(SET EXERCISE): Write out the records again, replacing "screenshot" with "screen capture" everywhere and leaving everything else untouched.

===== RECORDS TO PROCESS =====

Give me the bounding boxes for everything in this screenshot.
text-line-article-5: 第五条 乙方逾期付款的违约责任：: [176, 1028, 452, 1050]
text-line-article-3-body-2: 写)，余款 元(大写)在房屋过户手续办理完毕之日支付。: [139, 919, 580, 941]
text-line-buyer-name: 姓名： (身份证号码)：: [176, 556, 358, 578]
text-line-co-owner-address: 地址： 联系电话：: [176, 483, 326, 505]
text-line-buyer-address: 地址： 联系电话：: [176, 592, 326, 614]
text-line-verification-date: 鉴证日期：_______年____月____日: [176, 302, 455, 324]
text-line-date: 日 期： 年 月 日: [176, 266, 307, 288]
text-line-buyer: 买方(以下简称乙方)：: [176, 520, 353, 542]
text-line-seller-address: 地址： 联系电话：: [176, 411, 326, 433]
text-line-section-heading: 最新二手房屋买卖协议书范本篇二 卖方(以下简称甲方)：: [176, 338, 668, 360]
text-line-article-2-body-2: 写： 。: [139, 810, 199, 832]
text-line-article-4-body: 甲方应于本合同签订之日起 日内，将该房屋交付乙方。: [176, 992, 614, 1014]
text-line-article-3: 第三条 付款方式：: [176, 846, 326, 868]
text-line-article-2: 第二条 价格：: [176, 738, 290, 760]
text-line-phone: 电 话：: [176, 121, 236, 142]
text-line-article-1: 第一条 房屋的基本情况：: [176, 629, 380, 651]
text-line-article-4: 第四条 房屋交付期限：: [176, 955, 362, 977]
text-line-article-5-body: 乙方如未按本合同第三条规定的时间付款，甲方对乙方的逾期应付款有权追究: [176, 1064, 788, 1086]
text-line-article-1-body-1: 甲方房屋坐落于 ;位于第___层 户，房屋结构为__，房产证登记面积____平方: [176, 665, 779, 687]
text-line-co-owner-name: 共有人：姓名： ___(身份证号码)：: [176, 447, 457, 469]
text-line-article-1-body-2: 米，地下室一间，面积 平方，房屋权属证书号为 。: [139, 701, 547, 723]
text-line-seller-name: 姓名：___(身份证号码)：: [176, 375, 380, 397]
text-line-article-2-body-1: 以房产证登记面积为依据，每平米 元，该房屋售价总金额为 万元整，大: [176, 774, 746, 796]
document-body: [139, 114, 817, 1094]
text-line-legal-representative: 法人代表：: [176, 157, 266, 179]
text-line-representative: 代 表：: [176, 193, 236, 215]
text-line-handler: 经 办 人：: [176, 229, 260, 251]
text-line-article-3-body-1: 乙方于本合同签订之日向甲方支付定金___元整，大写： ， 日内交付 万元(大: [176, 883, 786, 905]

=====

(FINISHED ANSWER):
Give me the bounding boxes for everything in this screen capture.
text-line-article-5: 第五条 乙方逾期付款的违约责任：: [176, 1028, 452, 1050]
text-line-article-3-body-2: 写)，余款 元(大写)在房屋过户手续办理完毕之日支付。: [139, 919, 580, 941]
text-line-buyer-name: 姓名： (身份证号码)：: [176, 556, 358, 578]
text-line-co-owner-address: 地址： 联系电话：: [176, 483, 326, 505]
text-line-buyer-address: 地址： 联系电话：: [176, 592, 326, 614]
text-line-verification-date: 鉴证日期：_______年____月____日: [176, 302, 455, 324]
text-line-date: 日 期： 年 月 日: [176, 266, 307, 288]
text-line-buyer: 买方(以下简称乙方)：: [176, 520, 353, 542]
text-line-seller-address: 地址： 联系电话：: [176, 411, 326, 433]
text-line-section-heading: 最新二手房屋买卖协议书范本篇二 卖方(以下简称甲方)：: [176, 338, 668, 360]
text-line-article-2-body-2: 写： 。: [139, 810, 199, 832]
text-line-article-4-body: 甲方应于本合同签订之日起 日内，将该房屋交付乙方。: [176, 992, 614, 1014]
text-line-article-3: 第三条 付款方式：: [176, 846, 326, 868]
text-line-article-2: 第二条 价格：: [176, 738, 290, 760]
text-line-phone: 电 话：: [176, 121, 236, 142]
text-line-article-1: 第一条 房屋的基本情况：: [176, 629, 380, 651]
text-line-article-4: 第四条 房屋交付期限：: [176, 955, 362, 977]
text-line-article-5-body: 乙方如未按本合同第三条规定的时间付款，甲方对乙方的逾期应付款有权追究: [176, 1064, 788, 1086]
text-line-article-1-body-1: 甲方房屋坐落于 ;位于第___层 户，房屋结构为__，房产证登记面积____平方: [176, 665, 779, 687]
text-line-co-owner-name: 共有人：姓名： ___(身份证号码)：: [176, 447, 457, 469]
text-line-article-1-body-2: 米，地下室一间，面积 平方，房屋权属证书号为 。: [139, 701, 547, 723]
text-line-seller-name: 姓名：___(身份证号码)：: [176, 375, 380, 397]
text-line-article-2-body-1: 以房产证登记面积为依据，每平米 元，该房屋售价总金额为 万元整，大: [176, 774, 746, 796]
document-body: [139, 114, 817, 1094]
text-line-legal-representative: 法人代表：: [176, 157, 266, 179]
text-line-representative: 代 表：: [176, 193, 236, 215]
text-line-handler: 经 办 人：: [176, 229, 260, 251]
text-line-article-3-body-1: 乙方于本合同签订之日向甲方支付定金___元整，大写： ， 日内交付 万元(大: [176, 883, 786, 905]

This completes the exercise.